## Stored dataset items
========================

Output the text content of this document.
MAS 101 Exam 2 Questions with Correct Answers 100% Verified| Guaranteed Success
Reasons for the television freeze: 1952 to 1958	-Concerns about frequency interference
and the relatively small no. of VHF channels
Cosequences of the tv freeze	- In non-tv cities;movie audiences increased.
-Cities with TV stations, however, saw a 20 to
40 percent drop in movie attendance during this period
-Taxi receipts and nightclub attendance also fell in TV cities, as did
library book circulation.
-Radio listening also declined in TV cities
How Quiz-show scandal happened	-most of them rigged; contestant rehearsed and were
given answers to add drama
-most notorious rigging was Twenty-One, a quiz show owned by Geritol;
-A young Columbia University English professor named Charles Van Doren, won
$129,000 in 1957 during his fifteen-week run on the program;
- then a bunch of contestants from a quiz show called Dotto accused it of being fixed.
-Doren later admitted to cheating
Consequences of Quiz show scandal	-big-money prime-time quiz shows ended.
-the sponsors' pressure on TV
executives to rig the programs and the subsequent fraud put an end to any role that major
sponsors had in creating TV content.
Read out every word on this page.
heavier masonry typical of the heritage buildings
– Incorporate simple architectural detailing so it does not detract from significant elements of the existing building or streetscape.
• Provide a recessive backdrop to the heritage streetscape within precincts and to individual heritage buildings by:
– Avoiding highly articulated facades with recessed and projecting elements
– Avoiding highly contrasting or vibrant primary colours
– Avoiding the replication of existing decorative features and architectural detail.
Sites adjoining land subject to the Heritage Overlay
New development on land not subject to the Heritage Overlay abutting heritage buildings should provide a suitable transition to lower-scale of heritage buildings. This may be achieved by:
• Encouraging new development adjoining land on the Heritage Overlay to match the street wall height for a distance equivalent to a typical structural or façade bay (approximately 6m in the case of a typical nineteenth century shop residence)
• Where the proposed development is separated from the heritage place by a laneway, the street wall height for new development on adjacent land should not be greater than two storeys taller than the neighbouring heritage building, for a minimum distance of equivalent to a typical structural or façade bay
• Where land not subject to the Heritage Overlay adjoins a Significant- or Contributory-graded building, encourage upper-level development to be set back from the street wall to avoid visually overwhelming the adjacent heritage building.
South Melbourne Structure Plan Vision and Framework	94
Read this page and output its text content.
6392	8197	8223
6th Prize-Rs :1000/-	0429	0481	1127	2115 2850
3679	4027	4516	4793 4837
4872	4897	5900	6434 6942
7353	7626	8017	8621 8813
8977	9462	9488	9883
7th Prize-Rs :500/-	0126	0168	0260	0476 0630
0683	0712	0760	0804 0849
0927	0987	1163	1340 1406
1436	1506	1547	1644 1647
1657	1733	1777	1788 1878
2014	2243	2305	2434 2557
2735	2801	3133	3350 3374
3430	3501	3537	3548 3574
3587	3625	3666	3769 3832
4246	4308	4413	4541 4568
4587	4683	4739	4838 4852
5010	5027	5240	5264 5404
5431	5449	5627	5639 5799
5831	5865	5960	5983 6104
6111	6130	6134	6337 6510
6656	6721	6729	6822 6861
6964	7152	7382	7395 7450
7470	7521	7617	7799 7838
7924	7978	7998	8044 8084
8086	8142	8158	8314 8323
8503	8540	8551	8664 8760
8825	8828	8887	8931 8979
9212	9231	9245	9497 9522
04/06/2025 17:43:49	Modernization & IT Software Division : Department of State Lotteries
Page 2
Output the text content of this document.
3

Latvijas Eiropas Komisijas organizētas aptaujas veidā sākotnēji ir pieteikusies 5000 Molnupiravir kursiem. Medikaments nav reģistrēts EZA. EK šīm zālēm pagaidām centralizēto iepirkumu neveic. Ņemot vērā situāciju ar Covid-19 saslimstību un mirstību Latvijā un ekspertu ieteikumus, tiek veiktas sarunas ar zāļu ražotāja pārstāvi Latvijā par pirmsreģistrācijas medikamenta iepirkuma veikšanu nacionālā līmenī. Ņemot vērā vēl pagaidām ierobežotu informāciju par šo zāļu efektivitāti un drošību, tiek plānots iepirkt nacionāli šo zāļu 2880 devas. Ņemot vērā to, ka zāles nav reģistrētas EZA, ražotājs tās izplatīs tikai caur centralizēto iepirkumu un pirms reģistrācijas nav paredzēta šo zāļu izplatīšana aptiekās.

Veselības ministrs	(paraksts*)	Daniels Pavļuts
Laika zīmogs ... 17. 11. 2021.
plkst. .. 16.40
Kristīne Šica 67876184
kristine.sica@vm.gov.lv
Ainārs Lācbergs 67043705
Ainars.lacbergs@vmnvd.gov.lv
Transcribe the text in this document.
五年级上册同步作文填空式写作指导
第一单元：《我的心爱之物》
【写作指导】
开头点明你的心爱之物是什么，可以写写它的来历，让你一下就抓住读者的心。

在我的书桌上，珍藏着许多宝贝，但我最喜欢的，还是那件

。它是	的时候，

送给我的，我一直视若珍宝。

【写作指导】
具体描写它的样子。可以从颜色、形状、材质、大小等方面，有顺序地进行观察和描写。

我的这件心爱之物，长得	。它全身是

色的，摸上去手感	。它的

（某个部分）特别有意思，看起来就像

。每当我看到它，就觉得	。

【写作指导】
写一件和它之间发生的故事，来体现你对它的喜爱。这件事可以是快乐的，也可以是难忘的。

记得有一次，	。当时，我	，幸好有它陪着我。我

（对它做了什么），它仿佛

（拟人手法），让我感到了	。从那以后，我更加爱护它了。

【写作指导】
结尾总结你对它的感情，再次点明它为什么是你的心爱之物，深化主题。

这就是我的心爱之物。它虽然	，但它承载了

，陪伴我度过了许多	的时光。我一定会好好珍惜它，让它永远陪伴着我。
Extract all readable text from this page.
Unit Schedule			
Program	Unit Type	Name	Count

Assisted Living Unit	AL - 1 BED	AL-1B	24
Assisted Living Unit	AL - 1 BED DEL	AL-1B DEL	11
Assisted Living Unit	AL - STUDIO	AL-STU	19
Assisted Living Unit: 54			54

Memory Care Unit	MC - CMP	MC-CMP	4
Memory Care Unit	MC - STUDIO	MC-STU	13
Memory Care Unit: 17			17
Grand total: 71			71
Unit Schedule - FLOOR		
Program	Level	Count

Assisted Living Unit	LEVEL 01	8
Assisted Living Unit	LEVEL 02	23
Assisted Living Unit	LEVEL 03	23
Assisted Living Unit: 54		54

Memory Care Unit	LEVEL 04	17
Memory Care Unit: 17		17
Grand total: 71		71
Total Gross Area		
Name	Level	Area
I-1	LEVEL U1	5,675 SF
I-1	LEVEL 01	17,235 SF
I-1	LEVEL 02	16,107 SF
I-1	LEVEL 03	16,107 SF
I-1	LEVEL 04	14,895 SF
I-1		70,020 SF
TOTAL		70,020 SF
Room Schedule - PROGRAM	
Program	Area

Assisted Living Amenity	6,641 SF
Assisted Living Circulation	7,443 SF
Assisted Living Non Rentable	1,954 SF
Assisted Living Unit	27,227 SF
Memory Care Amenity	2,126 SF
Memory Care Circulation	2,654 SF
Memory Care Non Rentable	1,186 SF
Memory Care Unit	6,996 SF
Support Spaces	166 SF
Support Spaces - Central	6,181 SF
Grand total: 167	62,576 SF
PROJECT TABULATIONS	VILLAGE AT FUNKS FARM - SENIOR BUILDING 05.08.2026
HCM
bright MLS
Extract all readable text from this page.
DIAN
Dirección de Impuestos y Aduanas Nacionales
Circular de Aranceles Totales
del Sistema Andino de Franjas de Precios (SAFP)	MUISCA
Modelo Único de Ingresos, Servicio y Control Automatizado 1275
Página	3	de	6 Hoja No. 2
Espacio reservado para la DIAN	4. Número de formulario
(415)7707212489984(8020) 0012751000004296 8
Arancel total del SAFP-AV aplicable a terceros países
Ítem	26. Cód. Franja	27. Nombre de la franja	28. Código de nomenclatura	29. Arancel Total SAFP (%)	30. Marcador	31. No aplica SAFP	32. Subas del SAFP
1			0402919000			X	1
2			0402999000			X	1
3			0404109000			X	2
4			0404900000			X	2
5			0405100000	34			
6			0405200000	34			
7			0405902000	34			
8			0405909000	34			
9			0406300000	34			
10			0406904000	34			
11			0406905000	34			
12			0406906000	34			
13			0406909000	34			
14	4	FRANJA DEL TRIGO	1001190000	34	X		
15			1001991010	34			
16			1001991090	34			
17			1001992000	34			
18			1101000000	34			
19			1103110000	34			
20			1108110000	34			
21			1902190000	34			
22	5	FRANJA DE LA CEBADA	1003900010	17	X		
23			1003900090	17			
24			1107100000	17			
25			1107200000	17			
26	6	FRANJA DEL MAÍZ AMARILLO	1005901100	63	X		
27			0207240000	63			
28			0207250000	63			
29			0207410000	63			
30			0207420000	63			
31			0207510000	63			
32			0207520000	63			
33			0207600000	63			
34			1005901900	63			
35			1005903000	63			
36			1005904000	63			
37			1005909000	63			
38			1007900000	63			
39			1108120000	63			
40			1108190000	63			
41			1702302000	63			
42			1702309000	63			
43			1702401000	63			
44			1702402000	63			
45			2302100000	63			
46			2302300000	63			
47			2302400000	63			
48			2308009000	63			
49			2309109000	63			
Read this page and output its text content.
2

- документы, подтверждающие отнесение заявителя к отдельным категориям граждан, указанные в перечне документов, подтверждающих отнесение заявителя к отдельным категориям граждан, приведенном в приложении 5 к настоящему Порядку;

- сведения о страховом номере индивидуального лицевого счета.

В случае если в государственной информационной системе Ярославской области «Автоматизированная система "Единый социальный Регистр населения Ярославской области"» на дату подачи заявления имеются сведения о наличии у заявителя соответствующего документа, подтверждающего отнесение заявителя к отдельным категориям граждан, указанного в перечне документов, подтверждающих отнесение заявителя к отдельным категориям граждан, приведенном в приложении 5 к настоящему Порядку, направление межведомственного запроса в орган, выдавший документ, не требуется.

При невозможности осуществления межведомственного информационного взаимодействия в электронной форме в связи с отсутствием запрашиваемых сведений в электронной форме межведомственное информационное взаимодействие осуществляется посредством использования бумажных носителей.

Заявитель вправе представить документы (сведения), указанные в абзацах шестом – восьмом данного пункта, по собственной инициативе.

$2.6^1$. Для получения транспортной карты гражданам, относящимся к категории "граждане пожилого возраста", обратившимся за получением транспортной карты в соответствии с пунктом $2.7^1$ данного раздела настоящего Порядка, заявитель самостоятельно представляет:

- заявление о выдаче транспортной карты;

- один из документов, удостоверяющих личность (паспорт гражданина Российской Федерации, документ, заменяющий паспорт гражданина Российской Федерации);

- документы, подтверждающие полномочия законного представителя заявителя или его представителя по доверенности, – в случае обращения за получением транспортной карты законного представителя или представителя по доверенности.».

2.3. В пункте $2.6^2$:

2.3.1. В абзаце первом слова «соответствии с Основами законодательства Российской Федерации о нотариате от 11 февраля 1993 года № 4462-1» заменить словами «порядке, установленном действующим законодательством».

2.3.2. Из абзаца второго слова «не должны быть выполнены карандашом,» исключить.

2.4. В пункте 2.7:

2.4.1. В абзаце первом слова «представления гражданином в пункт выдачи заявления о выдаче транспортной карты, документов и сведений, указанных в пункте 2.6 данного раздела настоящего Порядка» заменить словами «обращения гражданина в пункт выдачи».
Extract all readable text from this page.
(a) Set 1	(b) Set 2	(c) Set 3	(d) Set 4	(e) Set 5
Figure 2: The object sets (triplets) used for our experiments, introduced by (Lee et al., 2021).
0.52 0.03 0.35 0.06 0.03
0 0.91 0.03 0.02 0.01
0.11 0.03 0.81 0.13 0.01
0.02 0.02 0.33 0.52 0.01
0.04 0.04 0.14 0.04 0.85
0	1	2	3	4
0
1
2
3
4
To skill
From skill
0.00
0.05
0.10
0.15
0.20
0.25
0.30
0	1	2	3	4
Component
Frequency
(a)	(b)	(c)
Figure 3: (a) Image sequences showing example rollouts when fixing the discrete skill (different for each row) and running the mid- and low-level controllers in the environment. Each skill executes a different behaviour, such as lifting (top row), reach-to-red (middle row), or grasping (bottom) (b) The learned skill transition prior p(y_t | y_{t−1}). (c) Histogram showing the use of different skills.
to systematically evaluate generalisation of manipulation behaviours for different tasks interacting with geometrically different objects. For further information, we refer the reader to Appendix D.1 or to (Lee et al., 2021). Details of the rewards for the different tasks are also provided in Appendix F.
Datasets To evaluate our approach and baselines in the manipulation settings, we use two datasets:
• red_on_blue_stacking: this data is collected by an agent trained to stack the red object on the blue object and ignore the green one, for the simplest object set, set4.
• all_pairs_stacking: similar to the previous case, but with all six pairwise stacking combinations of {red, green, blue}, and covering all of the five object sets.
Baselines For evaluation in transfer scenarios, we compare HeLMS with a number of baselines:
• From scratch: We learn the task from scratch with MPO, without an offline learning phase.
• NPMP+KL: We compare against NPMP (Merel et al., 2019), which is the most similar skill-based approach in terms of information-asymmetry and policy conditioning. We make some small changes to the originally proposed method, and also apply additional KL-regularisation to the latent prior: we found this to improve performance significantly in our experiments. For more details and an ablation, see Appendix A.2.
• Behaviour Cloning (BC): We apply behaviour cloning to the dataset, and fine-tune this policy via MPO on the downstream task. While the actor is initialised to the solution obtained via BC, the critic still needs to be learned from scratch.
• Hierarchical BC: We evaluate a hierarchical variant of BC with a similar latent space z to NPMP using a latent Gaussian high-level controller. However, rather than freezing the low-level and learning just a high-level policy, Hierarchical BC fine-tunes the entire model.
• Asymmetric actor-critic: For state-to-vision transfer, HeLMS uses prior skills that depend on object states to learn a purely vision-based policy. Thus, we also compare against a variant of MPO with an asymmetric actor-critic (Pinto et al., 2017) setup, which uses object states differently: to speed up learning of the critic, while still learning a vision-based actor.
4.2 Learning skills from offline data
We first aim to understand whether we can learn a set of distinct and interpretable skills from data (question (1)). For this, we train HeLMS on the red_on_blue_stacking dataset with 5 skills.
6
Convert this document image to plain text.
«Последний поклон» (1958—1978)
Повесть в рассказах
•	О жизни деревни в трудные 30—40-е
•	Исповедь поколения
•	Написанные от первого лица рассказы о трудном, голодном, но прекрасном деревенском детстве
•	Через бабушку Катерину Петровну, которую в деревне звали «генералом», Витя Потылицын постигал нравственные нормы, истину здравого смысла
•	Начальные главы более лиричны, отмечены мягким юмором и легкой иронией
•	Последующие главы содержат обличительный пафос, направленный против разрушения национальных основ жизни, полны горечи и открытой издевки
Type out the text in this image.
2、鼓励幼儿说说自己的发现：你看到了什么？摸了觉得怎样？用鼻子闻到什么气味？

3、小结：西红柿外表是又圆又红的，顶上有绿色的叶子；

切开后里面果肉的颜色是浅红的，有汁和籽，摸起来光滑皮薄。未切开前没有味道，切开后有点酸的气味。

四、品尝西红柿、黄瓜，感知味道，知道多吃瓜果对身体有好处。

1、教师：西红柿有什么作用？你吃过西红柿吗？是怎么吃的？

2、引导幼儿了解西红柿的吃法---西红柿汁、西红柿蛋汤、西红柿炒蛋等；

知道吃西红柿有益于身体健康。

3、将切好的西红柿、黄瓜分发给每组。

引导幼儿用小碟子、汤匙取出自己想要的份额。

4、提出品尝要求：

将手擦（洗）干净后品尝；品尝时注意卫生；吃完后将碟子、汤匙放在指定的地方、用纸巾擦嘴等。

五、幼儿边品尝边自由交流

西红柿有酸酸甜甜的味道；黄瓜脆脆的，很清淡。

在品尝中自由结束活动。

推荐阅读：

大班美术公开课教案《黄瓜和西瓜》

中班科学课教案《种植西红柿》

========================

Of the lines in the records, determine how many contain the word "policy", and report that number alone.

4